[Start]

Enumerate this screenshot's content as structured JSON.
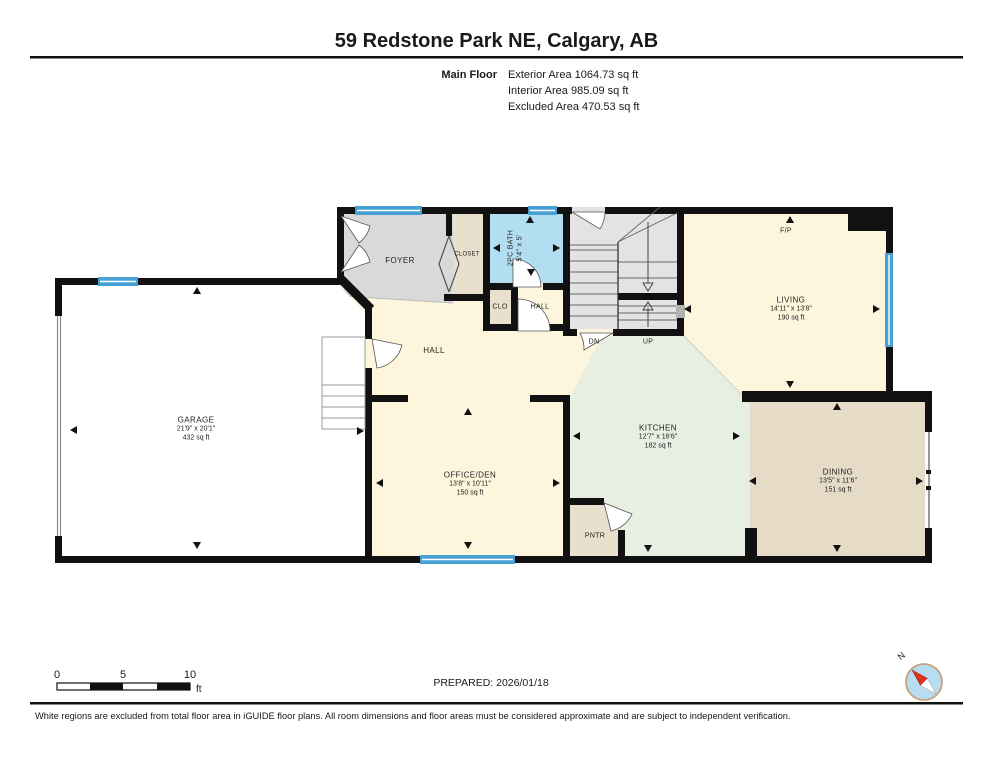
{
  "header": {
    "title": "59 Redstone Park NE, Calgary, AB",
    "floor_label": "Main Floor",
    "stats": [
      "Exterior Area 1064.73 sq ft",
      "Interior Area 985.09 sq ft",
      "Excluded Area 470.53 sq ft"
    ]
  },
  "rooms": {
    "garage": {
      "name": "GARAGE",
      "dims": "21'9\" x 20'1\"",
      "area": "432 sq ft"
    },
    "foyer": {
      "name": "FOYER"
    },
    "closet": {
      "name": "CLOSET"
    },
    "bath": {
      "name": "2PC BATH",
      "dims": "5'4\" x 5'"
    },
    "clo": {
      "name": "CLO"
    },
    "hall_small": {
      "name": "HALL"
    },
    "hall": {
      "name": "HALL"
    },
    "living": {
      "name": "LIVING",
      "dims": "14'11\" x 13'8\"",
      "area": "190 sq ft"
    },
    "kitchen": {
      "name": "KITCHEN",
      "dims": "12'7\" x 16'6\"",
      "area": "182 sq ft"
    },
    "office": {
      "name": "OFFICE/DEN",
      "dims": "13'8\" x 10'11\"",
      "area": "150 sq ft"
    },
    "pantry": {
      "name": "PNTR"
    },
    "dining": {
      "name": "DINING",
      "dims": "13'5\" x 11'6\"",
      "area": "151 sq ft"
    }
  },
  "labels": {
    "fireplace": "F/P",
    "stairs_down": "DN",
    "stairs_up": "UP"
  },
  "scale_bar": {
    "zero": "0",
    "five": "5",
    "ten": "10",
    "unit": "ft"
  },
  "prepared": "PREPARED: 2026/01/18",
  "compass": {
    "north_label": "N"
  },
  "footer": "White regions are excluded from total floor area in iGUIDE floor plans. All room dimensions and floor areas must be considered approximate and are subject to independent verification.",
  "colors": {
    "wall": "#111111",
    "window_blue": "#47a1d5",
    "living_cream": "#fdf5dc",
    "kitchen_mint": "#e7eee2",
    "closet_tan": "#e8dfcc",
    "dining_tan": "#e5dbc6",
    "foyer_gray": "#d9d9d9",
    "bath_blue": "#b3ddf1",
    "compass_red": "#e03020"
  }
}
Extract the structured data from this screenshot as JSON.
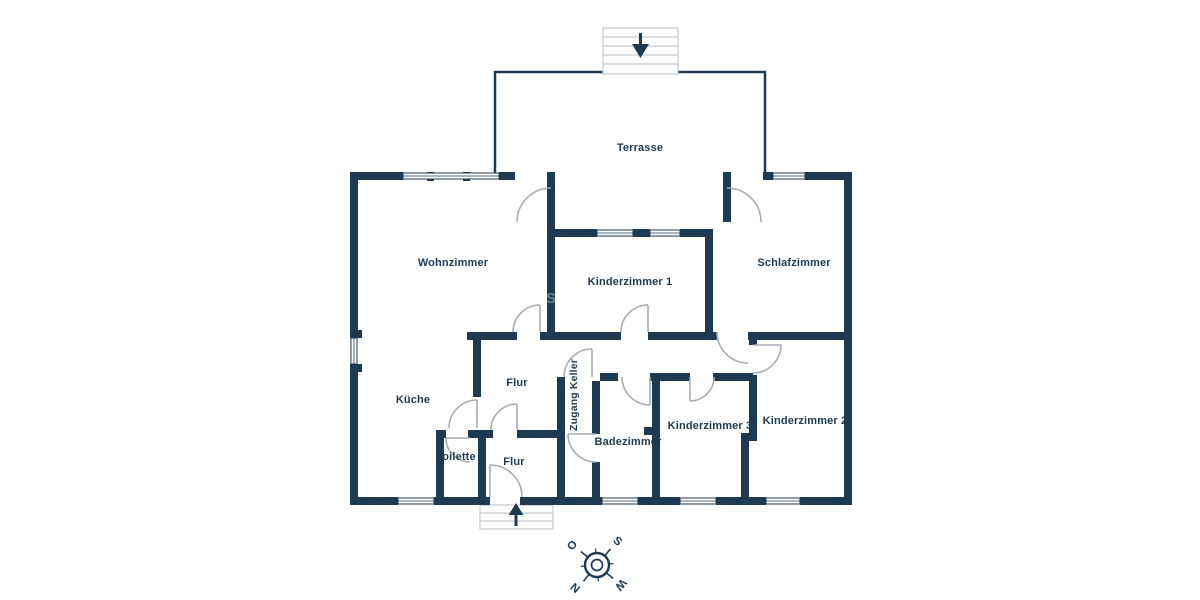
{
  "rooms": [
    {
      "id": "terrasse",
      "label": "Terrasse"
    },
    {
      "id": "wohnzimmer",
      "label": "Wohnzimmer"
    },
    {
      "id": "kinderzimmer1",
      "label": "Kinderzimmer 1"
    },
    {
      "id": "schlafzimmer",
      "label": "Schlafzimmer"
    },
    {
      "id": "kueche",
      "label": "Küche"
    },
    {
      "id": "flur_oben",
      "label": "Flur"
    },
    {
      "id": "zugang_keller",
      "label": "Zugang Keller"
    },
    {
      "id": "badezimmer",
      "label": "Badezimmer"
    },
    {
      "id": "kinderzimmer3",
      "label": "Kinderzimmer 3"
    },
    {
      "id": "kinderzimmer2",
      "label": "Kinderzimmer 2"
    },
    {
      "id": "toilette",
      "label": "Toilette"
    },
    {
      "id": "flur_unten",
      "label": "Flur"
    }
  ],
  "compass": {
    "points": [
      {
        "dir": "south",
        "label": "S"
      },
      {
        "dir": "east",
        "label": "O"
      },
      {
        "dir": "west",
        "label": "W"
      },
      {
        "dir": "north",
        "label": "N"
      }
    ]
  },
  "stairs": {
    "top": {
      "direction": "down",
      "icon": "down-arrow-icon"
    },
    "bottom": {
      "direction": "up",
      "icon": "up-arrow-icon"
    }
  },
  "watermark": {
    "label": "S"
  },
  "colors": {
    "wall": "#1E3A52",
    "door_arc": "#A6ADB5",
    "stair_outline": "#C4C9CE",
    "text": "#1E3A52",
    "background": "#FFFFFF"
  }
}
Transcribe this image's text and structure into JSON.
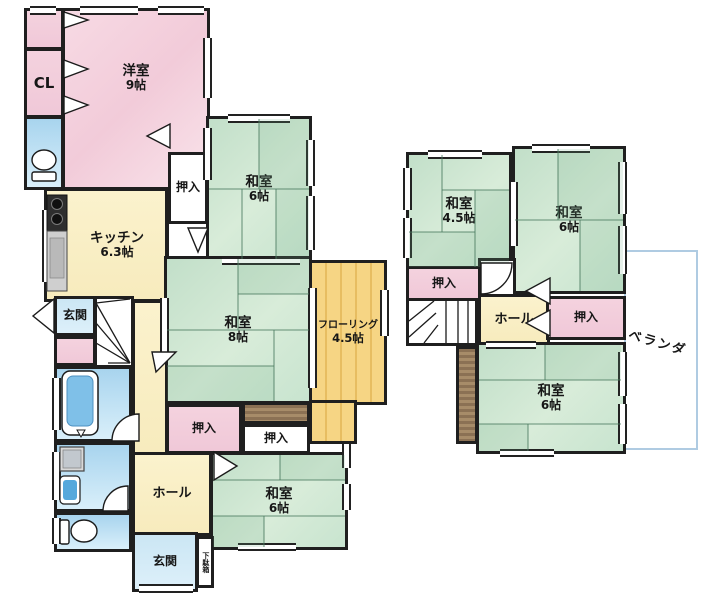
{
  "colors": {
    "wall": "#1f1f1f",
    "tatami_green": "#cde6d2",
    "western_pink": "#f5d3de",
    "closet_pink": "#f2cddb",
    "cream": "#faf0c9",
    "flooring_yellow": "#f6d483",
    "water_blue": "#bfe0f2",
    "veranda_outline": "#afcbe2",
    "wood_brown": "#8d7355"
  },
  "floor1": {
    "closet_cl": {
      "label": "CL"
    },
    "western_room": {
      "name": "洋室",
      "size": "9帖"
    },
    "kitchen": {
      "name": "キッチン",
      "size": "6.3帖"
    },
    "tatami_room_a": {
      "name": "和室",
      "size": "6帖"
    },
    "tatami_room_b": {
      "name": "和室",
      "size": "8帖"
    },
    "flooring_room": {
      "name": "フローリング",
      "size": "4.5帖"
    },
    "tatami_room_c": {
      "name": "和室",
      "size": "6帖"
    },
    "closets": [
      "押入",
      "押入",
      "押入"
    ],
    "entrance_north": "玄関",
    "entrance_south": "玄関",
    "hall": "ホール",
    "shoe_cabinet": "下駄箱"
  },
  "floor2": {
    "tatami_room_a": {
      "name": "和室",
      "size": "4.5帖"
    },
    "tatami_room_b": {
      "name": "和室",
      "size": "6帖"
    },
    "tatami_room_c": {
      "name": "和室",
      "size": "6帖"
    },
    "closets": [
      "押入",
      "押入"
    ],
    "hall": "ホール",
    "veranda": "ベランダ"
  }
}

[End]

__WHAT IS BEING ASKED__.
Filter out all lines lacking the word "wall" and copy the rest.

__WRITTEN RESPONSE__.
    "wall": "#111111",
    "wall": "#1E3A52",
    "wall": "#1f1f1f",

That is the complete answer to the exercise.